»»

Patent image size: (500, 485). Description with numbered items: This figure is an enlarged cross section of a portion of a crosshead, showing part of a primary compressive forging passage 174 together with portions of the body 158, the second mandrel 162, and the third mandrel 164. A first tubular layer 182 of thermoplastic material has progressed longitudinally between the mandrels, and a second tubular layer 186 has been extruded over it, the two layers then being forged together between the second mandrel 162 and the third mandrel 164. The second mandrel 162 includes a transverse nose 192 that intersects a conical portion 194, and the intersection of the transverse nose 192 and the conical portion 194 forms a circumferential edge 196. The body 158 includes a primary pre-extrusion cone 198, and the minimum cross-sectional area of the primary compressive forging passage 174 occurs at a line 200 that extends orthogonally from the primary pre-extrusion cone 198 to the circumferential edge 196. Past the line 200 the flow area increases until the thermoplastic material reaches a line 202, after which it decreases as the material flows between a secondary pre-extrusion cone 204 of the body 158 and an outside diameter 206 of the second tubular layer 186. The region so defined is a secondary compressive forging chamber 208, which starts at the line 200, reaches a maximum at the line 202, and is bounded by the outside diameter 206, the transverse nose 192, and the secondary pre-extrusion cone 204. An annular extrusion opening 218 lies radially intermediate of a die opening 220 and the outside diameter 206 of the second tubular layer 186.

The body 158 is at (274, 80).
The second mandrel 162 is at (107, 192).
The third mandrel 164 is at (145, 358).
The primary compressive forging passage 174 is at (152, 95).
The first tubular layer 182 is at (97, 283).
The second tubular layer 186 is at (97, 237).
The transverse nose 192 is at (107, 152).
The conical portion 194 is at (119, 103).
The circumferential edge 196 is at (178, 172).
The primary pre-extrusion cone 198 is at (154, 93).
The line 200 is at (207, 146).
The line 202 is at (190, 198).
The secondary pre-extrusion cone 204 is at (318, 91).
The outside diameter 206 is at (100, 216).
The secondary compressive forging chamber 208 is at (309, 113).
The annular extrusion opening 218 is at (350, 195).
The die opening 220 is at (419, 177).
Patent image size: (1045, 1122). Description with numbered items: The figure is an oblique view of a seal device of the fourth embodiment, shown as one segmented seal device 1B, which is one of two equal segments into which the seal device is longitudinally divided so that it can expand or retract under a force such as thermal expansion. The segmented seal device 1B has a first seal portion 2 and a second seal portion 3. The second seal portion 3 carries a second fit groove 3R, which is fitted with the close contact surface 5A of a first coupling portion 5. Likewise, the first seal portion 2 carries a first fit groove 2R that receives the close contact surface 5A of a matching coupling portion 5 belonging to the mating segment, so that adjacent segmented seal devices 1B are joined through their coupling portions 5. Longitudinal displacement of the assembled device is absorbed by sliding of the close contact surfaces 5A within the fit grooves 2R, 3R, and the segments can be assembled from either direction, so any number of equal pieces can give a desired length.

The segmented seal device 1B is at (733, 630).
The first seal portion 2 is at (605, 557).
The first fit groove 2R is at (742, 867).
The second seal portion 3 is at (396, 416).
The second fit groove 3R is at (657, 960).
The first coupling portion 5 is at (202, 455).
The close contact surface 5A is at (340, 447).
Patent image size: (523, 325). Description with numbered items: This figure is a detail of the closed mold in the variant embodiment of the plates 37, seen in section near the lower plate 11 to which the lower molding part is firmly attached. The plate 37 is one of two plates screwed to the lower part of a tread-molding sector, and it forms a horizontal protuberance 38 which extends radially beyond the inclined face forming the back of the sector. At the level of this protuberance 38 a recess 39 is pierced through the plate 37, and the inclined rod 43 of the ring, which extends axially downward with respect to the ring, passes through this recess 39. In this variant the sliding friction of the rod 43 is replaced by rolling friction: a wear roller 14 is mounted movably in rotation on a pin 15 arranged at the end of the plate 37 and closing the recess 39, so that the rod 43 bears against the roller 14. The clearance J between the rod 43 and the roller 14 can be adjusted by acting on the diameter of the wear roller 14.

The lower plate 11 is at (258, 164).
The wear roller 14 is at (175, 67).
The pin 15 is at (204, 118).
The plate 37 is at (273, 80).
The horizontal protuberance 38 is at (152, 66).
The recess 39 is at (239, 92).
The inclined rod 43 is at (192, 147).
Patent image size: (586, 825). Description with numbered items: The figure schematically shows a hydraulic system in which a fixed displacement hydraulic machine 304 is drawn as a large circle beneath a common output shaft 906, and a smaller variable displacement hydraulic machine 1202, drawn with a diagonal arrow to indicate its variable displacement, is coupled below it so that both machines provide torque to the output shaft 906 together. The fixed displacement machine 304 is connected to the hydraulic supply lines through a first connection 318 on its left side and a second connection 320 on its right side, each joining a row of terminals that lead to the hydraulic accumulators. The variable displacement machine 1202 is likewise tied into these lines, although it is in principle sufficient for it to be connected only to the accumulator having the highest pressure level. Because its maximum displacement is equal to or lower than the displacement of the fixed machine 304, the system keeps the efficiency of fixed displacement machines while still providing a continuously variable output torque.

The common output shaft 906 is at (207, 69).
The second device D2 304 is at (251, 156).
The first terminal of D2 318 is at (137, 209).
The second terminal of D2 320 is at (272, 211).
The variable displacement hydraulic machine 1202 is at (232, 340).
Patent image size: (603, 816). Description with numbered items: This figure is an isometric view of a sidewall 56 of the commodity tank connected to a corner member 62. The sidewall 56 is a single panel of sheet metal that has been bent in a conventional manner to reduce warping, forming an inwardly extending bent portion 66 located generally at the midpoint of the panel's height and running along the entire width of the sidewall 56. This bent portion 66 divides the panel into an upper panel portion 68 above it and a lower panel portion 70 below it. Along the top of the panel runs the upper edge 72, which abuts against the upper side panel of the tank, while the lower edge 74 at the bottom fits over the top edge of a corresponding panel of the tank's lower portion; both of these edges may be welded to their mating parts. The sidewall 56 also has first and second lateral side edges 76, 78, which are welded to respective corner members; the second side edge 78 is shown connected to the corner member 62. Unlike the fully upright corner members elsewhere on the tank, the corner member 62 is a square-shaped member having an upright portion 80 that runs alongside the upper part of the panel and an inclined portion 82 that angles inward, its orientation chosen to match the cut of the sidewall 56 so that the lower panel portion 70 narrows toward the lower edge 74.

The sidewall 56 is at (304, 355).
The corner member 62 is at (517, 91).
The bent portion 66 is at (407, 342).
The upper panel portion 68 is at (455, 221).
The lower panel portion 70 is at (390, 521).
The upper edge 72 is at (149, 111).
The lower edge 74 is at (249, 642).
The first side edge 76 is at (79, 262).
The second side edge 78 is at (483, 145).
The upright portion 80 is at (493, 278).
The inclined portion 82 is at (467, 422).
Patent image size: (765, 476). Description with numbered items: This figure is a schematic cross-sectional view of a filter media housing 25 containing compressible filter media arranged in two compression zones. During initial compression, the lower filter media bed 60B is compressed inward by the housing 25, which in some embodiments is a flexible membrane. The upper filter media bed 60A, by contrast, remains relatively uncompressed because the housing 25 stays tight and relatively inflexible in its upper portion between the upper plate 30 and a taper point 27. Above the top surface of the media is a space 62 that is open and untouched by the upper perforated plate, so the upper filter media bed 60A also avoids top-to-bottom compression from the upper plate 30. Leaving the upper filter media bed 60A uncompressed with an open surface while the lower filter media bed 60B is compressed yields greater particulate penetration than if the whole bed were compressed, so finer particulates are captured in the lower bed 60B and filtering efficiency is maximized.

««

**Task:** Copy out every row above word for word, with no changes.

**The reply:**
Patent image size: (500, 485). Description with numbered items: This figure is an enlarged cross section of a portion of a crosshead, showing part of a primary compressive forging passage 174 together with portions of the body 158, the second mandrel 162, and the third mandrel 164. A first tubular layer 182 of thermoplastic material has progressed longitudinally between the mandrels, and a second tubular layer 186 has been extruded over it, the two layers then being forged together between the second mandrel 162 and the third mandrel 164. The second mandrel 162 includes a transverse nose 192 that intersects a conical portion 194, and the intersection of the transverse nose 192 and the conical portion 194 forms a circumferential edge 196. The body 158 includes a primary pre-extrusion cone 198, and the minimum cross-sectional area of the primary compressive forging passage 174 occurs at a line 200 that extends orthogonally from the primary pre-extrusion cone 198 to the circumferential edge 196. Past the line 200 the flow area increases until the thermoplastic material reaches a line 202, after which it decreases as the material flows between a secondary pre-extrusion cone 204 of the body 158 and an outside diameter 206 of the second tubular layer 186. The region so defined is a secondary compressive forging chamber 208, which starts at the line 200, reaches a maximum at the line 202, and is bounded by the outside diameter 206, the transverse nose 192, and the secondary pre-extrusion cone 204. An annular extrusion opening 218 lies radially intermediate of a die opening 220 and the outside diameter 206 of the second tubular layer 186.

The body 158 is at (274, 80).
The second mandrel 162 is at (107, 192).
The third mandrel 164 is at (145, 358).
The primary compressive forging passage 174 is at (152, 95).
The first tubular layer 182 is at (97, 283).
The second tubular layer 186 is at (97, 237).
The transverse nose 192 is at (107, 152).
The conical portion 194 is at (119, 103).
The circumferential edge 196 is at (178, 172).
The primary pre-extrusion cone 198 is at (154, 93).
The line 200 is at (207, 146).
The line 202 is at (190, 198).
The secondary pre-extrusion cone 204 is at (318, 91).
The outside diameter 206 is at (100, 216).
The secondary compressive forging chamber 208 is at (309, 113).
The annular extrusion opening 218 is at (350, 195).
The die opening 220 is at (419, 177).
Patent image size: (1045, 1122). Description with numbered items: The figure is an oblique view of a seal device of the fourth embodiment, shown as one segmented seal device 1B, which is one of two equal segments into which the seal device is longitudinally divided so that it can expand or retract under a force such as thermal expansion. The segmented seal device 1B has a first seal portion 2 and a second seal portion 3. The second seal portion 3 carries a second fit groove 3R, which is fitted with the close contact surface 5A of a first coupling portion 5. Likewise, the first seal portion 2 carries a first fit groove 2R that receives the close contact surface 5A of a matching coupling portion 5 belonging to the mating segment, so that adjacent segmented seal devices 1B are joined through their coupling portions 5. Longitudinal displacement of the assembled device is absorbed by sliding of the close contact surfaces 5A within the fit grooves 2R, 3R, and the segments can be assembled from either direction, so any number of equal pieces can give a desired length.

The segmented seal device 1B is at (733, 630).
The first seal portion 2 is at (605, 557).
The first fit groove 2R is at (742, 867).
The second seal portion 3 is at (396, 416).
The second fit groove 3R is at (657, 960).
The first coupling portion 5 is at (202, 455).
The close contact surface 5A is at (340, 447).
Patent image size: (523, 325). Description with numbered items: This figure is a detail of the closed mold in the variant embodiment of the plates 37, seen in section near the lower plate 11 to which the lower molding part is firmly attached. The plate 37 is one of two plates screwed to the lower part of a tread-molding sector, and it forms a horizontal protuberance 38 which extends radially beyond the inclined face forming the back of the sector. At the level of this protuberance 38 a recess 39 is pierced through the plate 37, and the inclined rod 43 of the ring, which extends axially downward with respect to the ring, passes through this recess 39. In this variant the sliding friction of the rod 43 is replaced by rolling friction: a wear roller 14 is mounted movably in rotation on a pin 15 arranged at the end of the plate 37 and closing the recess 39, so that the rod 43 bears against the roller 14. The clearance J between the rod 43 and the roller 14 can be adjusted by acting on the diameter of the wear roller 14.

The lower plate 11 is at (258, 164).
The wear roller 14 is at (175, 67).
The pin 15 is at (204, 118).
The plate 37 is at (273, 80).
The horizontal protuberance 38 is at (152, 66).
The recess 39 is at (239, 92).
The inclined rod 43 is at (192, 147).
Patent image size: (586, 825). Description with numbered items: The figure schematically shows a hydraulic system in which a fixed displacement hydraulic machine 304 is drawn as a large circle beneath a common output shaft 906, and a smaller variable displacement hydraulic machine 1202, drawn with a diagonal arrow to indicate its variable displacement, is coupled below it so that both machines provide torque to the output shaft 906 together. The fixed displacement machine 304 is connected to the hydraulic supply lines through a first connection 318 on its left side and a second connection 320 on its right side, each joining a row of terminals that lead to the hydraulic accumulators. The variable displacement machine 1202 is likewise tied into these lines, although it is in principle sufficient for it to be connected only to the accumulator having the highest pressure level. Because its maximum displacement is equal to or lower than the displacement of the fixed machine 304, the system keeps the efficiency of fixed displacement machines while still providing a continuously variable output torque.

The common output shaft 906 is at (207, 69).
The second device D2 304 is at (251, 156).
The first terminal of D2 318 is at (137, 209).
The second terminal of D2 320 is at (272, 211).
The variable displacement hydraulic machine 1202 is at (232, 340).
Patent image size: (603, 816). Description with numbered items: This figure is an isometric view of a sidewall 56 of the commodity tank connected to a corner member 62. The sidewall 56 is a single panel of sheet metal that has been bent in a conventional manner to reduce warping, forming an inwardly extending bent portion 66 located generally at the midpoint of the panel's height and running along the entire width of the sidewall 56. This bent portion 66 divides the panel into an upper panel portion 68 above it and a lower panel portion 70 below it. Along the top of the panel runs the upper edge 72, which abuts against the upper side panel of the tank, while the lower edge 74 at the bottom fits over the top edge of a corresponding panel of the tank's lower portion; both of these edges may be welded to their mating parts. The sidewall 56 also has first and second lateral side edges 76, 78, which are welded to respective corner members; the second side edge 78 is shown connected to the corner member 62. Unlike the fully upright corner members elsewhere on the tank, the corner member 62 is a square-shaped member having an upright portion 80 that runs alongside the upper part of the panel and an inclined portion 82 that angles inward, its orientation chosen to match the cut of the sidewall 56 so that the lower panel portion 70 narrows toward the lower edge 74.

The sidewall 56 is at (304, 355).
The corner member 62 is at (517, 91).
The bent portion 66 is at (407, 342).
The upper panel portion 68 is at (455, 221).
The lower panel portion 70 is at (390, 521).
The upper edge 72 is at (149, 111).
The lower edge 74 is at (249, 642).
The first side edge 76 is at (79, 262).
The second side edge 78 is at (483, 145).
The upright portion 80 is at (493, 278).
The inclined portion 82 is at (467, 422).
Patent image size: (765, 476). Description with numbered items: This figure is a schematic cross-sectional view of a filter media housing 25 containing compressible filter media arranged in two compression zones. During initial compression, the lower filter media bed 60B is compressed inward by the housing 25, which in some embodiments is a flexible membrane. The upper filter media bed 60A, by contrast, remains relatively uncompressed because the housing 25 stays tight and relatively inflexible in its upper portion between the upper plate 30 and a taper point 27. Above the top surface of the media is a space 62 that is open and untouched by the upper perforated plate, so the upper filter media bed 60A also avoids top-to-bottom compression from the upper plate 30. Leaving the upper filter media bed 60A uncompressed with an open surface while the lower filter media bed 60B is compressed yields greater particulate penetration than if the whole bed were compressed, so finer particulates are captured in the lower bed 60B and filtering efficiency is maximized.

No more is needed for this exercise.